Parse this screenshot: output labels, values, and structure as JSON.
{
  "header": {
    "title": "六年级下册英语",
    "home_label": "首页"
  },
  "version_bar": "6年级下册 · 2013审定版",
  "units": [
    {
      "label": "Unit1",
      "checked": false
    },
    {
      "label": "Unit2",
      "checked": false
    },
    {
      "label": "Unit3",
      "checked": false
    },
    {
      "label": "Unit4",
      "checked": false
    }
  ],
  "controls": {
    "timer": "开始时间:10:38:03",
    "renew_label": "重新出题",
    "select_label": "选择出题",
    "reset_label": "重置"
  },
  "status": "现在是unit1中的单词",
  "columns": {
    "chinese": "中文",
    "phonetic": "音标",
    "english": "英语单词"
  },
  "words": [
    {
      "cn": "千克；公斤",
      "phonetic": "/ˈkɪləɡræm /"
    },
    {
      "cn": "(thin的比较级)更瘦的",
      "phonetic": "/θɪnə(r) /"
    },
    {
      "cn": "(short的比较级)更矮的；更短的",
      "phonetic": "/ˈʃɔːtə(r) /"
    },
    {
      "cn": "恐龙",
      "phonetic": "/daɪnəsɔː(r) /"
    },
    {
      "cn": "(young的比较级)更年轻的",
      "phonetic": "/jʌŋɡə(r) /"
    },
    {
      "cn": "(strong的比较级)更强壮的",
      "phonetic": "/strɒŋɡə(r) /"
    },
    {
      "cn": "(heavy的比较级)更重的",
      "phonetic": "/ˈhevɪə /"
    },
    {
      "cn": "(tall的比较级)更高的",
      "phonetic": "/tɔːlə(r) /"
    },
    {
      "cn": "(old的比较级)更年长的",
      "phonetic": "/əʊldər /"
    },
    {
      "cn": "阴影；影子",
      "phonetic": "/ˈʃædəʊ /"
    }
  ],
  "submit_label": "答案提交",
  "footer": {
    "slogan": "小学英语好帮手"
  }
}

=-=-=-=-=

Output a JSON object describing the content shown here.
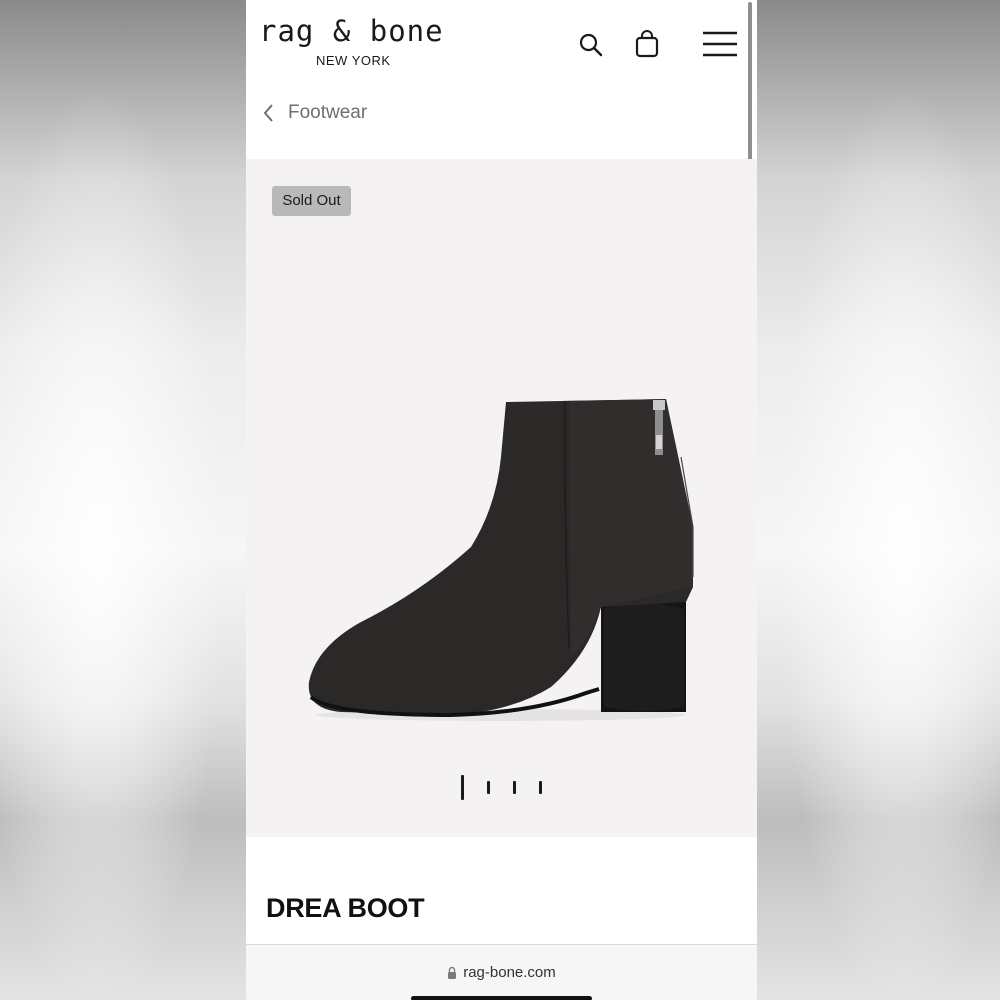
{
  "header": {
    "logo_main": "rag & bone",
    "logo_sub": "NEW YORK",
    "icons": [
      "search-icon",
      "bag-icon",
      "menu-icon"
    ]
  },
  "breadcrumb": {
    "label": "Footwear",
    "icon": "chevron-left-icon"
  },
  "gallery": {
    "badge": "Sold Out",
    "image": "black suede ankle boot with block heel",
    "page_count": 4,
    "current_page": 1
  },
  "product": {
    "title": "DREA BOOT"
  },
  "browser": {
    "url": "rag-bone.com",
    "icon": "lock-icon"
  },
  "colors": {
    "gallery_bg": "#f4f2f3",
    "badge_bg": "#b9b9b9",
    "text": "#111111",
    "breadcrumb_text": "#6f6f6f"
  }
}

=-=-=-=-=

EXERCISE OBJECTIVE:
Look for "JSON" and pull out every line that has it.

TASK SOLUTION:
Parse this screenshot: output labels, values, and structure as JSON.
Output a JSON object describing the content shown here.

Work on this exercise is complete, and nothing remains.